# start of SUPPLIED DATA

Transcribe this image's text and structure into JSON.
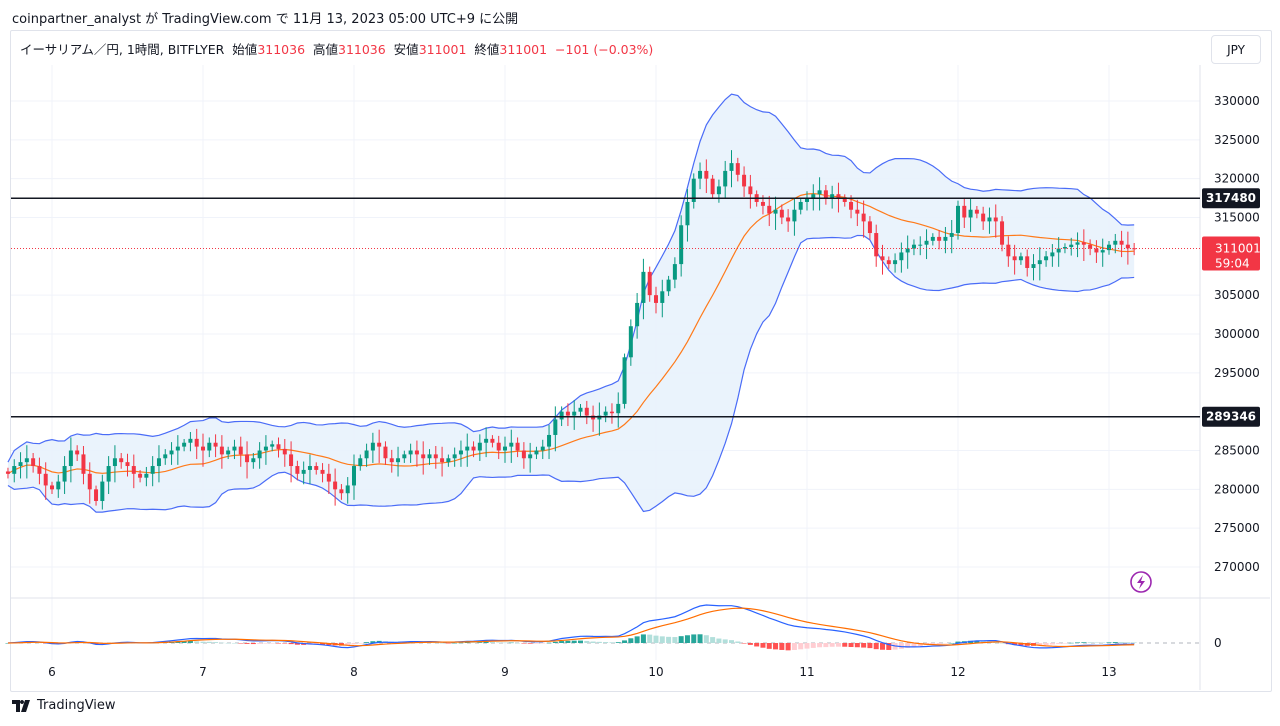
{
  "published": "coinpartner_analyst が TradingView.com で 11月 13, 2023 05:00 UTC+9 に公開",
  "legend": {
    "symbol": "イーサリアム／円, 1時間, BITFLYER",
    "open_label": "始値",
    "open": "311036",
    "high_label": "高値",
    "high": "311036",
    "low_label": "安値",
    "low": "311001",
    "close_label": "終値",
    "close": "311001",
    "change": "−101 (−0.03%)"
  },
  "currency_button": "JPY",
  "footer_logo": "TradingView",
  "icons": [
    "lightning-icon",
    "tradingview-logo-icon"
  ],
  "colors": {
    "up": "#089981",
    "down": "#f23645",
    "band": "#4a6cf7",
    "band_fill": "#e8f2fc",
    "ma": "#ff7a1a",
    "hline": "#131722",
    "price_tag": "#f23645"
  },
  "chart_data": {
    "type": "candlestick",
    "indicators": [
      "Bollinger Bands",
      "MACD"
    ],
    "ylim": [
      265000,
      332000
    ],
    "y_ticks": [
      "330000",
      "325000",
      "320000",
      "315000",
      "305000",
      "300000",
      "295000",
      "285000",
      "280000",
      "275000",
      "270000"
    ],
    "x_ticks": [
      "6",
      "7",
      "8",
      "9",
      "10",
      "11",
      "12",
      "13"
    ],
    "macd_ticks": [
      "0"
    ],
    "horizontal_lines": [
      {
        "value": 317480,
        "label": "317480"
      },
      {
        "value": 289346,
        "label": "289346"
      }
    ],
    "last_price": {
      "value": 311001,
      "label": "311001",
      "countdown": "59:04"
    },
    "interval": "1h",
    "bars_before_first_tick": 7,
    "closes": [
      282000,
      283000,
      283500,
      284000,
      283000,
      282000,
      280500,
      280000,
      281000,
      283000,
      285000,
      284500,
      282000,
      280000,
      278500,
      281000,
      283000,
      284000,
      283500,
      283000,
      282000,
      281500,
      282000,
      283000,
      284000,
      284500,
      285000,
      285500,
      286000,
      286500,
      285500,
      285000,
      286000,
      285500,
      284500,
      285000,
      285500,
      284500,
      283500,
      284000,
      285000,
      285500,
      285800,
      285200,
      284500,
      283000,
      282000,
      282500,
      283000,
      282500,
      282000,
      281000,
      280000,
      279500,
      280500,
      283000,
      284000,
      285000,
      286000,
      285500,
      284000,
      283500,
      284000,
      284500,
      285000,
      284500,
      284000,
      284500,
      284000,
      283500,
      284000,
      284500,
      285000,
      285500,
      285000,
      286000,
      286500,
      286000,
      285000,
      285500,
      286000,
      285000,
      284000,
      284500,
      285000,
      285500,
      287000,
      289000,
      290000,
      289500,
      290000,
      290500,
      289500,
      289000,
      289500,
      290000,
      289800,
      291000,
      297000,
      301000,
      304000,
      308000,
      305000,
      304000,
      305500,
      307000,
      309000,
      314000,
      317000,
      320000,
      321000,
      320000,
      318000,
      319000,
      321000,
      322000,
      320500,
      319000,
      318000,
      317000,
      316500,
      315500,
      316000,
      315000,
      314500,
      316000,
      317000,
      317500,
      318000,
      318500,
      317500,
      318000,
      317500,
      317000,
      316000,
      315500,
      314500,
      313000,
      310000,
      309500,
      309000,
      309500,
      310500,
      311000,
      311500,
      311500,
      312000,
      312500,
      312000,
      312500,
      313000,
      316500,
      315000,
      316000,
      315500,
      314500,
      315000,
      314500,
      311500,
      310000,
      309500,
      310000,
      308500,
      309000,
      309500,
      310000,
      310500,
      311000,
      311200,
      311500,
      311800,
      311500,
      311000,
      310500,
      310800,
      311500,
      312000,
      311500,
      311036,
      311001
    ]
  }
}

# end of SUPPLIED DATA

Reproduce the entries above without change, omitting all pictures.

FULL OUTPUT:
Transcribe this image's text and structure into JSON.
{
  "published": "coinpartner_analyst が TradingView.com で 11月 13, 2023 05:00 UTC+9 に公開",
  "legend": {
    "symbol": "イーサリアム／円, 1時間, BITFLYER",
    "open_label": "始値",
    "open": "311036",
    "high_label": "高値",
    "high": "311036",
    "low_label": "安値",
    "low": "311001",
    "close_label": "終値",
    "close": "311001",
    "change": "−101 (−0.03%)"
  },
  "currency_button": "JPY",
  "footer_logo": "TradingView",
  "icons": [
    "lightning-icon",
    "tradingview-logo-icon"
  ],
  "colors": {
    "up": "#089981",
    "down": "#f23645",
    "band": "#4a6cf7",
    "band_fill": "#e8f2fc",
    "ma": "#ff7a1a",
    "hline": "#131722",
    "price_tag": "#f23645"
  },
  "chart_data": {
    "type": "candlestick",
    "indicators": [
      "Bollinger Bands",
      "MACD"
    ],
    "ylim": [
      265000,
      332000
    ],
    "y_ticks": [
      "330000",
      "325000",
      "320000",
      "315000",
      "305000",
      "300000",
      "295000",
      "285000",
      "280000",
      "275000",
      "270000"
    ],
    "x_ticks": [
      "6",
      "7",
      "8",
      "9",
      "10",
      "11",
      "12",
      "13"
    ],
    "macd_ticks": [
      "0"
    ],
    "horizontal_lines": [
      {
        "value": 317480,
        "label": "317480"
      },
      {
        "value": 289346,
        "label": "289346"
      }
    ],
    "last_price": {
      "value": 311001,
      "label": "311001",
      "countdown": "59:04"
    },
    "interval": "1h",
    "bars_before_first_tick": 7,
    "closes": [
      282000,
      283000,
      283500,
      284000,
      283000,
      282000,
      280500,
      280000,
      281000,
      283000,
      285000,
      284500,
      282000,
      280000,
      278500,
      281000,
      283000,
      284000,
      283500,
      283000,
      282000,
      281500,
      282000,
      283000,
      284000,
      284500,
      285000,
      285500,
      286000,
      286500,
      285500,
      285000,
      286000,
      285500,
      284500,
      285000,
      285500,
      284500,
      283500,
      284000,
      285000,
      285500,
      285800,
      285200,
      284500,
      283000,
      282000,
      282500,
      283000,
      282500,
      282000,
      281000,
      280000,
      279500,
      280500,
      283000,
      284000,
      285000,
      286000,
      285500,
      284000,
      283500,
      284000,
      284500,
      285000,
      284500,
      284000,
      284500,
      284000,
      283500,
      284000,
      284500,
      285000,
      285500,
      285000,
      286000,
      286500,
      286000,
      285000,
      285500,
      286000,
      285000,
      284000,
      284500,
      285000,
      285500,
      287000,
      289000,
      290000,
      289500,
      290000,
      290500,
      289500,
      289000,
      289500,
      290000,
      289800,
      291000,
      297000,
      301000,
      304000,
      308000,
      305000,
      304000,
      305500,
      307000,
      309000,
      314000,
      317000,
      320000,
      321000,
      320000,
      318000,
      319000,
      321000,
      322000,
      320500,
      319000,
      318000,
      317000,
      316500,
      315500,
      316000,
      315000,
      314500,
      316000,
      317000,
      317500,
      318000,
      318500,
      317500,
      318000,
      317500,
      317000,
      316000,
      315500,
      314500,
      313000,
      310000,
      309500,
      309000,
      309500,
      310500,
      311000,
      311500,
      311500,
      312000,
      312500,
      312000,
      312500,
      313000,
      316500,
      315000,
      316000,
      315500,
      314500,
      315000,
      314500,
      311500,
      310000,
      309500,
      310000,
      308500,
      309000,
      309500,
      310000,
      310500,
      311000,
      311200,
      311500,
      311800,
      311500,
      311000,
      310500,
      310800,
      311500,
      312000,
      311500,
      311036,
      311001
    ]
  }
}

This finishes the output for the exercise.